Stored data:
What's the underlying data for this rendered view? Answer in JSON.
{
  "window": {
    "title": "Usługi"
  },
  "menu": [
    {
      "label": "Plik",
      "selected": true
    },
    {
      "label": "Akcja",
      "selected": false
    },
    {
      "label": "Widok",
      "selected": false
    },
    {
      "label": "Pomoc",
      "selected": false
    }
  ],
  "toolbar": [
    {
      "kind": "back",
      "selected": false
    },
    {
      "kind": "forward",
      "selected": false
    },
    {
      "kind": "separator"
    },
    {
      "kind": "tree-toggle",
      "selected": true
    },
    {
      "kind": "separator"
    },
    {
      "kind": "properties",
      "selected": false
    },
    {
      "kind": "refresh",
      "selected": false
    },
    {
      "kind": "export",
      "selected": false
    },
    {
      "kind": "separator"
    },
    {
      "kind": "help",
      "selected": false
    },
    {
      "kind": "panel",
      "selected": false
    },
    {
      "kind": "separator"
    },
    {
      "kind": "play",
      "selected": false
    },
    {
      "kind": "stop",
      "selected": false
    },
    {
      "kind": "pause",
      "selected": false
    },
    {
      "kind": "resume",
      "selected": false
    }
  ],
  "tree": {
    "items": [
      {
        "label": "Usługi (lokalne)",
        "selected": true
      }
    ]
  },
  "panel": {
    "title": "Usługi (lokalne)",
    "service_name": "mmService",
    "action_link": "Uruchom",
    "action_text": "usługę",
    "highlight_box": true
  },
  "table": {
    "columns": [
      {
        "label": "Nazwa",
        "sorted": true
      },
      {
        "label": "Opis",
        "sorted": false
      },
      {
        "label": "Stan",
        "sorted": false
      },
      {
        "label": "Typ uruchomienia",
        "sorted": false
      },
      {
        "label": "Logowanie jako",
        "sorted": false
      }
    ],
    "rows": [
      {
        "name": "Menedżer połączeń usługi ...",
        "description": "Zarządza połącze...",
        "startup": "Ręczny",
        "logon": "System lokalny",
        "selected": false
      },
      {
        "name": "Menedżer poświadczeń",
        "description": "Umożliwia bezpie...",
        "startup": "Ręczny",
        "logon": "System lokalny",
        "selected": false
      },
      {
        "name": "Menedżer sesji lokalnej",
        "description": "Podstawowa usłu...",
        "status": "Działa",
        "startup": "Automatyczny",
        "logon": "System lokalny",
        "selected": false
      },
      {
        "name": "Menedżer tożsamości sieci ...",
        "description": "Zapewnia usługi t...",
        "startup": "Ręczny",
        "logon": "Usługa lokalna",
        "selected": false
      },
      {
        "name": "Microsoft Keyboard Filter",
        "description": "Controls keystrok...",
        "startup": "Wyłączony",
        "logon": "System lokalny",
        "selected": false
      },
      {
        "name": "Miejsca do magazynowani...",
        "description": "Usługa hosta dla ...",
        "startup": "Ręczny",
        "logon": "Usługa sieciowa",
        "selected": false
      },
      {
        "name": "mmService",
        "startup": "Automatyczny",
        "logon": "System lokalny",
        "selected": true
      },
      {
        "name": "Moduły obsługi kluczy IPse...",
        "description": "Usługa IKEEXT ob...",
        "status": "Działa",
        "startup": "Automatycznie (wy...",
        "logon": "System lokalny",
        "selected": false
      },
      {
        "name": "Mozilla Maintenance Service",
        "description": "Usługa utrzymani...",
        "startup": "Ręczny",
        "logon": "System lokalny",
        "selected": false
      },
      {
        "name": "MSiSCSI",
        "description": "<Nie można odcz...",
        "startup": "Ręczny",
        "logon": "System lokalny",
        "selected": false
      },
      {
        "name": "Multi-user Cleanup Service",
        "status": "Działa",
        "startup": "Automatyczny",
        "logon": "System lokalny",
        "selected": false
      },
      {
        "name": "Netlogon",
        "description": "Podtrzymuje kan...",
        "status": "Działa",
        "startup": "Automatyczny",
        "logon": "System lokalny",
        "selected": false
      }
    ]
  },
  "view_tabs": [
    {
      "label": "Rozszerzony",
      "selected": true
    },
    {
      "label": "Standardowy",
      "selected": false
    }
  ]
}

WRITTEN PROBLEM: Copy out each line exactly.

EXERCISE OUTPUT:
What's the underlying data for this rendered view? Answer in JSON.
{
  "window": {
    "title": "Usługi"
  },
  "menu": [
    {
      "label": "Plik",
      "selected": true
    },
    {
      "label": "Akcja",
      "selected": false
    },
    {
      "label": "Widok",
      "selected": false
    },
    {
      "label": "Pomoc",
      "selected": false
    }
  ],
  "toolbar": [
    {
      "kind": "back",
      "selected": false
    },
    {
      "kind": "forward",
      "selected": false
    },
    {
      "kind": "separator"
    },
    {
      "kind": "tree-toggle",
      "selected": true
    },
    {
      "kind": "separator"
    },
    {
      "kind": "properties",
      "selected": false
    },
    {
      "kind": "refresh",
      "selected": false
    },
    {
      "kind": "export",
      "selected": false
    },
    {
      "kind": "separator"
    },
    {
      "kind": "help",
      "selected": false
    },
    {
      "kind": "panel",
      "selected": false
    },
    {
      "kind": "separator"
    },
    {
      "kind": "play",
      "selected": false
    },
    {
      "kind": "stop",
      "selected": false
    },
    {
      "kind": "pause",
      "selected": false
    },
    {
      "kind": "resume",
      "selected": false
    }
  ],
  "tree": {
    "items": [
      {
        "label": "Usługi (lokalne)",
        "selected": true
      }
    ]
  },
  "panel": {
    "title": "Usługi (lokalne)",
    "service_name": "mmService",
    "action_link": "Uruchom",
    "action_text": "usługę",
    "highlight_box": true
  },
  "table": {
    "columns": [
      {
        "label": "Nazwa",
        "sorted": true
      },
      {
        "label": "Opis",
        "sorted": false
      },
      {
        "label": "Stan",
        "sorted": false
      },
      {
        "label": "Typ uruchomienia",
        "sorted": false
      },
      {
        "label": "Logowanie jako",
        "sorted": false
      }
    ],
    "rows": [
      {
        "name": "Menedżer połączeń usługi ...",
        "description": "Zarządza połącze...",
        "startup": "Ręczny",
        "logon": "System lokalny",
        "selected": false
      },
      {
        "name": "Menedżer poświadczeń",
        "description": "Umożliwia bezpie...",
        "startup": "Ręczny",
        "logon": "System lokalny",
        "selected": false
      },
      {
        "name": "Menedżer sesji lokalnej",
        "description": "Podstawowa usłu...",
        "status": "Działa",
        "startup": "Automatyczny",
        "logon": "System lokalny",
        "selected": false
      },
      {
        "name": "Menedżer tożsamości sieci ...",
        "description": "Zapewnia usługi t...",
        "startup": "Ręczny",
        "logon": "Usługa lokalna",
        "selected": false
      },
      {
        "name": "Microsoft Keyboard Filter",
        "description": "Controls keystrok...",
        "startup": "Wyłączony",
        "logon": "System lokalny",
        "selected": false
      },
      {
        "name": "Miejsca do magazynowani...",
        "description": "Usługa hosta dla ...",
        "startup": "Ręczny",
        "logon": "Usługa sieciowa",
        "selected": false
      },
      {
        "name": "mmService",
        "startup": "Automatyczny",
        "logon": "System lokalny",
        "selected": true
      },
      {
        "name": "Moduły obsługi kluczy IPse...",
        "description": "Usługa IKEEXT ob...",
        "status": "Działa",
        "startup": "Automatycznie (wy...",
        "logon": "System lokalny",
        "selected": false
      },
      {
        "name": "Mozilla Maintenance Service",
        "description": "Usługa utrzymani...",
        "startup": "Ręczny",
        "logon": "System lokalny",
        "selected": false
      },
      {
        "name": "MSiSCSI",
        "description": "<Nie można odcz...",
        "startup": "Ręczny",
        "logon": "System lokalny",
        "selected": false
      },
      {
        "name": "Multi-user Cleanup Service",
        "status": "Działa",
        "startup": "Automatyczny",
        "logon": "System lokalny",
        "selected": false
      },
      {
        "name": "Netlogon",
        "description": "Podtrzymuje kan...",
        "status": "Działa",
        "startup": "Automatyczny",
        "logon": "System lokalny",
        "selected": false
      }
    ]
  },
  "view_tabs": [
    {
      "label": "Rozszerzony",
      "selected": true
    },
    {
      "label": "Standardowy",
      "selected": false
    }
  ]
}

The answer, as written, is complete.